Every record must be written out once more, with nothing added or omitted.

[Stored entries]
※ ※ ※

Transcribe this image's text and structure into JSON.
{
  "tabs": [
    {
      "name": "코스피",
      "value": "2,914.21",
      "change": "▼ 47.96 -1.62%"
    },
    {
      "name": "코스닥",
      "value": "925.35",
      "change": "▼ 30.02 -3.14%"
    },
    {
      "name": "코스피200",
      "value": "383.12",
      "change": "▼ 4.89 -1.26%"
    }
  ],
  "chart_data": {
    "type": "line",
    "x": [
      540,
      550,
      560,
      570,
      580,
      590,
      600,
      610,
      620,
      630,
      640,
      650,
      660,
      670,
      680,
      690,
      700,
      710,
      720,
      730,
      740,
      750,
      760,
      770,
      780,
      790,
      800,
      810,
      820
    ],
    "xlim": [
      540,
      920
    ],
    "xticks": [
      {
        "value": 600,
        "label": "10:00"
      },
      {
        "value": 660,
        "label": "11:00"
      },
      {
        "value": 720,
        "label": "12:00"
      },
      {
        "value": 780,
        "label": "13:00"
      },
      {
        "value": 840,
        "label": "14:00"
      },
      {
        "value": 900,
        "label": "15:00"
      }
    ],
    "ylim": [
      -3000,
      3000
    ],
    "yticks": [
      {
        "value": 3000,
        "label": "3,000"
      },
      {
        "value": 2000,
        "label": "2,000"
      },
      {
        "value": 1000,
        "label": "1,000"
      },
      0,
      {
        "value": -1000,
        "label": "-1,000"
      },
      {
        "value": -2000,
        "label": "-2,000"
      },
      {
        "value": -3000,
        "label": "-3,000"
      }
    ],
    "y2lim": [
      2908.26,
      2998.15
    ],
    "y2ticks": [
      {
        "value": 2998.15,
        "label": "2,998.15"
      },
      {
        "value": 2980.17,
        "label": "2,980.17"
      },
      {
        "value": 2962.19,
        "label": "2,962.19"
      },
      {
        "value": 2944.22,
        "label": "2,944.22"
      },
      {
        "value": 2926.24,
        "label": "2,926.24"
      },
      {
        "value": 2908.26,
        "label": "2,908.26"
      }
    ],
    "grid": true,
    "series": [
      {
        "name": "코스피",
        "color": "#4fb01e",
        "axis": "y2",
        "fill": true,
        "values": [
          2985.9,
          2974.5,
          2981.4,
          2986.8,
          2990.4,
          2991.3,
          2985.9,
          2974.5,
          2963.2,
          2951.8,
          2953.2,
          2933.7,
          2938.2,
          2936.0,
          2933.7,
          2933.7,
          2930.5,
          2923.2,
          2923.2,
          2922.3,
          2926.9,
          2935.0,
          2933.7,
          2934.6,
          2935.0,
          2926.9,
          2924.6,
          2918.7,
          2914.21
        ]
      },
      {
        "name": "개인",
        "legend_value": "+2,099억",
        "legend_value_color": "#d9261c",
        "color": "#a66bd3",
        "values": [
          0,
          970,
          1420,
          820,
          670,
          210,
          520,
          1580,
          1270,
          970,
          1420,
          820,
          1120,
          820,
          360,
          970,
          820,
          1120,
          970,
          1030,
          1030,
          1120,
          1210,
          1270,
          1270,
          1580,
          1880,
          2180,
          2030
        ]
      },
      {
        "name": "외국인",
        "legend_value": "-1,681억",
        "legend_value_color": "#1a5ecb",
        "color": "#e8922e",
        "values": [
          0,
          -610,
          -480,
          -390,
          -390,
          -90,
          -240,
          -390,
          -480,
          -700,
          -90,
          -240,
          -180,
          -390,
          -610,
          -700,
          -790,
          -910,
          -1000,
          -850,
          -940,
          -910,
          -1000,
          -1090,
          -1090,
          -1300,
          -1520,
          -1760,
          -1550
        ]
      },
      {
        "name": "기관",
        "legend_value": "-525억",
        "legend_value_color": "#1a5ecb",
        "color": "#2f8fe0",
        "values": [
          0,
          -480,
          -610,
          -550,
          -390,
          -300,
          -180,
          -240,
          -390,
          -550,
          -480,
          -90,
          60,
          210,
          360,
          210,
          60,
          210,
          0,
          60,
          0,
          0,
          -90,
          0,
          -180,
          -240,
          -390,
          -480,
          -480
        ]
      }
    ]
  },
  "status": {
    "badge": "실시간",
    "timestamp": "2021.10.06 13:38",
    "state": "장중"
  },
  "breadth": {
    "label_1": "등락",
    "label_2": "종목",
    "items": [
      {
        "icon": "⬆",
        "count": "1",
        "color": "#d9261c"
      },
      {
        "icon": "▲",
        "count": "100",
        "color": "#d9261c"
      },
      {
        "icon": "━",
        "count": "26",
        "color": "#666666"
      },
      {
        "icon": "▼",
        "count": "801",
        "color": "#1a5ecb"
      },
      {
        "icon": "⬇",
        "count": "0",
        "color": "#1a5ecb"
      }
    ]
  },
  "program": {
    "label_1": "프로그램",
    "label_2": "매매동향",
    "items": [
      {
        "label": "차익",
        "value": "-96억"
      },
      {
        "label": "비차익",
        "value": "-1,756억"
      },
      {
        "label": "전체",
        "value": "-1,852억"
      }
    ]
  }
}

※ ※ ※

[Finished task]
Transcribe this image's text and structure into JSON.
{
  "tabs": [
    {
      "name": "코스피",
      "value": "2,914.21",
      "change": "▼ 47.96 -1.62%"
    },
    {
      "name": "코스닥",
      "value": "925.35",
      "change": "▼ 30.02 -3.14%"
    },
    {
      "name": "코스피200",
      "value": "383.12",
      "change": "▼ 4.89 -1.26%"
    }
  ],
  "chart_data": {
    "type": "line",
    "x": [
      540,
      550,
      560,
      570,
      580,
      590,
      600,
      610,
      620,
      630,
      640,
      650,
      660,
      670,
      680,
      690,
      700,
      710,
      720,
      730,
      740,
      750,
      760,
      770,
      780,
      790,
      800,
      810,
      820
    ],
    "xlim": [
      540,
      920
    ],
    "xticks": [
      {
        "value": 600,
        "label": "10:00"
      },
      {
        "value": 660,
        "label": "11:00"
      },
      {
        "value": 720,
        "label": "12:00"
      },
      {
        "value": 780,
        "label": "13:00"
      },
      {
        "value": 840,
        "label": "14:00"
      },
      {
        "value": 900,
        "label": "15:00"
      }
    ],
    "ylim": [
      -3000,
      3000
    ],
    "yticks": [
      {
        "value": 3000,
        "label": "3,000"
      },
      {
        "value": 2000,
        "label": "2,000"
      },
      {
        "value": 1000,
        "label": "1,000"
      },
      0,
      {
        "value": -1000,
        "label": "-1,000"
      },
      {
        "value": -2000,
        "label": "-2,000"
      },
      {
        "value": -3000,
        "label": "-3,000"
      }
    ],
    "y2lim": [
      2908.26,
      2998.15
    ],
    "y2ticks": [
      {
        "value": 2998.15,
        "label": "2,998.15"
      },
      {
        "value": 2980.17,
        "label": "2,980.17"
      },
      {
        "value": 2962.19,
        "label": "2,962.19"
      },
      {
        "value": 2944.22,
        "label": "2,944.22"
      },
      {
        "value": 2926.24,
        "label": "2,926.24"
      },
      {
        "value": 2908.26,
        "label": "2,908.26"
      }
    ],
    "grid": true,
    "series": [
      {
        "name": "코스피",
        "color": "#4fb01e",
        "axis": "y2",
        "fill": true,
        "values": [
          2985.9,
          2974.5,
          2981.4,
          2986.8,
          2990.4,
          2991.3,
          2985.9,
          2974.5,
          2963.2,
          2951.8,
          2953.2,
          2933.7,
          2938.2,
          2936.0,
          2933.7,
          2933.7,
          2930.5,
          2923.2,
          2923.2,
          2922.3,
          2926.9,
          2935.0,
          2933.7,
          2934.6,
          2935.0,
          2926.9,
          2924.6,
          2918.7,
          2914.21
        ]
      },
      {
        "name": "개인",
        "legend_value": "+2,099억",
        "legend_value_color": "#d9261c",
        "color": "#a66bd3",
        "values": [
          0,
          970,
          1420,
          820,
          670,
          210,
          520,
          1580,
          1270,
          970,
          1420,
          820,
          1120,
          820,
          360,
          970,
          820,
          1120,
          970,
          1030,
          1030,
          1120,
          1210,
          1270,
          1270,
          1580,
          1880,
          2180,
          2030
        ]
      },
      {
        "name": "외국인",
        "legend_value": "-1,681억",
        "legend_value_color": "#1a5ecb",
        "color": "#e8922e",
        "values": [
          0,
          -610,
          -480,
          -390,
          -390,
          -90,
          -240,
          -390,
          -480,
          -700,
          -90,
          -240,
          -180,
          -390,
          -610,
          -700,
          -790,
          -910,
          -1000,
          -850,
          -940,
          -910,
          -1000,
          -1090,
          -1090,
          -1300,
          -1520,
          -1760,
          -1550
        ]
      },
      {
        "name": "기관",
        "legend_value": "-525억",
        "legend_value_color": "#1a5ecb",
        "color": "#2f8fe0",
        "values": [
          0,
          -480,
          -610,
          -550,
          -390,
          -300,
          -180,
          -240,
          -390,
          -550,
          -480,
          -90,
          60,
          210,
          360,
          210,
          60,
          210,
          0,
          60,
          0,
          0,
          -90,
          0,
          -180,
          -240,
          -390,
          -480,
          -480
        ]
      }
    ]
  },
  "status": {
    "badge": "실시간",
    "timestamp": "2021.10.06 13:38",
    "state": "장중"
  },
  "breadth": {
    "label_1": "등락",
    "label_2": "종목",
    "items": [
      {
        "icon": "⬆",
        "count": "1",
        "color": "#d9261c"
      },
      {
        "icon": "▲",
        "count": "100",
        "color": "#d9261c"
      },
      {
        "icon": "━",
        "count": "26",
        "color": "#666666"
      },
      {
        "icon": "▼",
        "count": "801",
        "color": "#1a5ecb"
      },
      {
        "icon": "⬇",
        "count": "0",
        "color": "#1a5ecb"
      }
    ]
  },
  "program": {
    "label_1": "프로그램",
    "label_2": "매매동향",
    "items": [
      {
        "label": "차익",
        "value": "-96억"
      },
      {
        "label": "비차익",
        "value": "-1,756억"
      },
      {
        "label": "전체",
        "value": "-1,852억"
      }
    ]
  }
}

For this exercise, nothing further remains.